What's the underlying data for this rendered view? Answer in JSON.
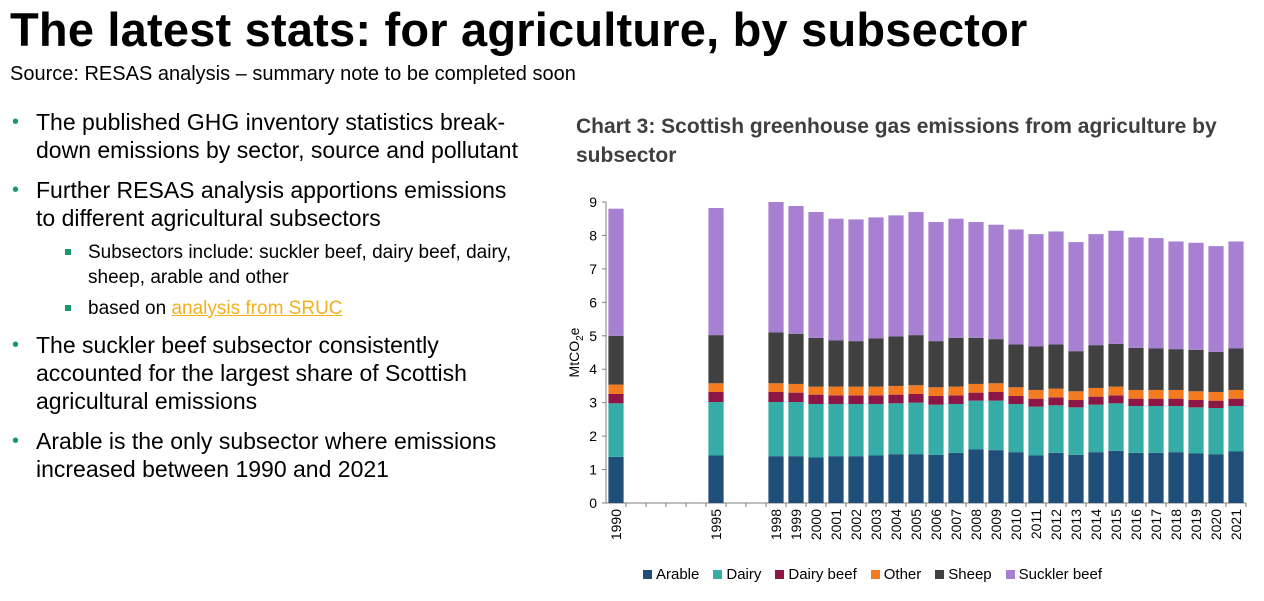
{
  "header": {
    "title": "The latest stats: for agriculture, by subsector",
    "subtitle": "Source: RESAS analysis – summary note to be completed soon"
  },
  "bullets": [
    {
      "text": "The published GHG inventory statistics break-down emissions by sector, source and pollutant"
    },
    {
      "text": "Further RESAS analysis apportions emissions to different agricultural subsectors"
    },
    {
      "text": "The suckler beef subsector consistently accounted for the largest share of Scottish agricultural emissions"
    },
    {
      "text": "Arable is the only subsector where emissions increased between 1990 and 2021"
    }
  ],
  "sub_bullets": {
    "item1": "Subsectors include: suckler beef, dairy beef, dairy, sheep, arable and other",
    "item2_prefix": "based on ",
    "item2_link": "analysis from SRUC"
  },
  "bullet_glyph": "•",
  "chart_data": {
    "type": "bar",
    "stacked": true,
    "title": "Chart 3: Scottish greenhouse gas emissions from agriculture by subsector",
    "ylabel": "MtCO2e",
    "ylim": [
      0,
      9
    ],
    "yticks": [
      0,
      1,
      2,
      3,
      4,
      5,
      6,
      7,
      8,
      9
    ],
    "categories": [
      "1990",
      "",
      "",
      "",
      "",
      "1995",
      "",
      "",
      "1998",
      "1999",
      "2000",
      "2001",
      "2002",
      "2003",
      "2004",
      "2005",
      "2006",
      "2007",
      "2008",
      "2009",
      "2010",
      "2011",
      "2012",
      "2013",
      "2014",
      "2015",
      "2016",
      "2017",
      "2018",
      "2019",
      "2020",
      "2021"
    ],
    "series": [
      {
        "name": "Arable",
        "color": "#1f4e79",
        "values": [
          1.38,
          null,
          null,
          null,
          null,
          1.42,
          null,
          null,
          1.4,
          1.4,
          1.36,
          1.4,
          1.4,
          1.42,
          1.46,
          1.46,
          1.44,
          1.5,
          1.6,
          1.58,
          1.52,
          1.42,
          1.5,
          1.44,
          1.52,
          1.56,
          1.5,
          1.5,
          1.52,
          1.48,
          1.46,
          1.54
        ]
      },
      {
        "name": "Dairy",
        "color": "#35aca6",
        "values": [
          1.6,
          null,
          null,
          null,
          null,
          1.6,
          null,
          null,
          1.62,
          1.62,
          1.6,
          1.56,
          1.56,
          1.54,
          1.52,
          1.54,
          1.5,
          1.46,
          1.46,
          1.48,
          1.44,
          1.46,
          1.42,
          1.42,
          1.42,
          1.42,
          1.4,
          1.4,
          1.38,
          1.38,
          1.38,
          1.36
        ]
      },
      {
        "name": "Dairy beef",
        "color": "#8c1646",
        "values": [
          0.28,
          null,
          null,
          null,
          null,
          0.3,
          null,
          null,
          0.3,
          0.28,
          0.28,
          0.26,
          0.26,
          0.26,
          0.26,
          0.26,
          0.26,
          0.26,
          0.24,
          0.26,
          0.24,
          0.24,
          0.24,
          0.22,
          0.24,
          0.24,
          0.22,
          0.22,
          0.22,
          0.22,
          0.22,
          0.22
        ]
      },
      {
        "name": "Other",
        "color": "#f47a20",
        "values": [
          0.28,
          null,
          null,
          null,
          null,
          0.26,
          null,
          null,
          0.26,
          0.26,
          0.24,
          0.26,
          0.26,
          0.26,
          0.26,
          0.26,
          0.26,
          0.26,
          0.26,
          0.26,
          0.26,
          0.26,
          0.26,
          0.26,
          0.26,
          0.26,
          0.26,
          0.26,
          0.26,
          0.26,
          0.26,
          0.26
        ]
      },
      {
        "name": "Sheep",
        "color": "#404040",
        "values": [
          1.46,
          null,
          null,
          null,
          null,
          1.44,
          null,
          null,
          1.52,
          1.5,
          1.46,
          1.38,
          1.36,
          1.44,
          1.48,
          1.5,
          1.38,
          1.46,
          1.38,
          1.32,
          1.28,
          1.3,
          1.32,
          1.2,
          1.28,
          1.28,
          1.26,
          1.24,
          1.22,
          1.24,
          1.2,
          1.24
        ]
      },
      {
        "name": "Suckler beef",
        "color": "#a780d2",
        "values": [
          3.8,
          null,
          null,
          null,
          null,
          3.8,
          null,
          null,
          3.9,
          3.82,
          3.76,
          3.64,
          3.64,
          3.62,
          3.62,
          3.68,
          3.56,
          3.56,
          3.46,
          3.42,
          3.44,
          3.36,
          3.38,
          3.26,
          3.32,
          3.38,
          3.3,
          3.3,
          3.22,
          3.2,
          3.16,
          3.2
        ]
      }
    ],
    "legend_position": "bottom",
    "grid": false
  }
}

-=-=-=-=-

• _Work to do_
Without the pictures, transcribe the listing above exactly.

• _The output_
What's the underlying data for this rendered view? Answer in JSON.
{
  "header": {
    "title": "The latest stats: for agriculture, by subsector",
    "subtitle": "Source: RESAS analysis – summary note to be completed soon"
  },
  "bullets": [
    {
      "text": "The published GHG inventory statistics break-down emissions by sector, source and pollutant"
    },
    {
      "text": "Further RESAS analysis apportions emissions to different agricultural subsectors"
    },
    {
      "text": "The suckler beef subsector consistently accounted for the largest share of Scottish agricultural emissions"
    },
    {
      "text": "Arable is the only subsector where emissions increased between 1990 and 2021"
    }
  ],
  "sub_bullets": {
    "item1": "Subsectors include: suckler beef, dairy beef, dairy, sheep, arable and other",
    "item2_prefix": "based on ",
    "item2_link": "analysis from SRUC"
  },
  "bullet_glyph": "•",
  "chart_data": {
    "type": "bar",
    "stacked": true,
    "title": "Chart 3: Scottish greenhouse gas emissions from agriculture by subsector",
    "ylabel": "MtCO2e",
    "ylim": [
      0,
      9
    ],
    "yticks": [
      0,
      1,
      2,
      3,
      4,
      5,
      6,
      7,
      8,
      9
    ],
    "categories": [
      "1990",
      "",
      "",
      "",
      "",
      "1995",
      "",
      "",
      "1998",
      "1999",
      "2000",
      "2001",
      "2002",
      "2003",
      "2004",
      "2005",
      "2006",
      "2007",
      "2008",
      "2009",
      "2010",
      "2011",
      "2012",
      "2013",
      "2014",
      "2015",
      "2016",
      "2017",
      "2018",
      "2019",
      "2020",
      "2021"
    ],
    "series": [
      {
        "name": "Arable",
        "color": "#1f4e79",
        "values": [
          1.38,
          null,
          null,
          null,
          null,
          1.42,
          null,
          null,
          1.4,
          1.4,
          1.36,
          1.4,
          1.4,
          1.42,
          1.46,
          1.46,
          1.44,
          1.5,
          1.6,
          1.58,
          1.52,
          1.42,
          1.5,
          1.44,
          1.52,
          1.56,
          1.5,
          1.5,
          1.52,
          1.48,
          1.46,
          1.54
        ]
      },
      {
        "name": "Dairy",
        "color": "#35aca6",
        "values": [
          1.6,
          null,
          null,
          null,
          null,
          1.6,
          null,
          null,
          1.62,
          1.62,
          1.6,
          1.56,
          1.56,
          1.54,
          1.52,
          1.54,
          1.5,
          1.46,
          1.46,
          1.48,
          1.44,
          1.46,
          1.42,
          1.42,
          1.42,
          1.42,
          1.4,
          1.4,
          1.38,
          1.38,
          1.38,
          1.36
        ]
      },
      {
        "name": "Dairy beef",
        "color": "#8c1646",
        "values": [
          0.28,
          null,
          null,
          null,
          null,
          0.3,
          null,
          null,
          0.3,
          0.28,
          0.28,
          0.26,
          0.26,
          0.26,
          0.26,
          0.26,
          0.26,
          0.26,
          0.24,
          0.26,
          0.24,
          0.24,
          0.24,
          0.22,
          0.24,
          0.24,
          0.22,
          0.22,
          0.22,
          0.22,
          0.22,
          0.22
        ]
      },
      {
        "name": "Other",
        "color": "#f47a20",
        "values": [
          0.28,
          null,
          null,
          null,
          null,
          0.26,
          null,
          null,
          0.26,
          0.26,
          0.24,
          0.26,
          0.26,
          0.26,
          0.26,
          0.26,
          0.26,
          0.26,
          0.26,
          0.26,
          0.26,
          0.26,
          0.26,
          0.26,
          0.26,
          0.26,
          0.26,
          0.26,
          0.26,
          0.26,
          0.26,
          0.26
        ]
      },
      {
        "name": "Sheep",
        "color": "#404040",
        "values": [
          1.46,
          null,
          null,
          null,
          null,
          1.44,
          null,
          null,
          1.52,
          1.5,
          1.46,
          1.38,
          1.36,
          1.44,
          1.48,
          1.5,
          1.38,
          1.46,
          1.38,
          1.32,
          1.28,
          1.3,
          1.32,
          1.2,
          1.28,
          1.28,
          1.26,
          1.24,
          1.22,
          1.24,
          1.2,
          1.24
        ]
      },
      {
        "name": "Suckler beef",
        "color": "#a780d2",
        "values": [
          3.8,
          null,
          null,
          null,
          null,
          3.8,
          null,
          null,
          3.9,
          3.82,
          3.76,
          3.64,
          3.64,
          3.62,
          3.62,
          3.68,
          3.56,
          3.56,
          3.46,
          3.42,
          3.44,
          3.36,
          3.38,
          3.26,
          3.32,
          3.38,
          3.3,
          3.3,
          3.22,
          3.2,
          3.16,
          3.2
        ]
      }
    ],
    "legend_position": "bottom",
    "grid": false
  }
}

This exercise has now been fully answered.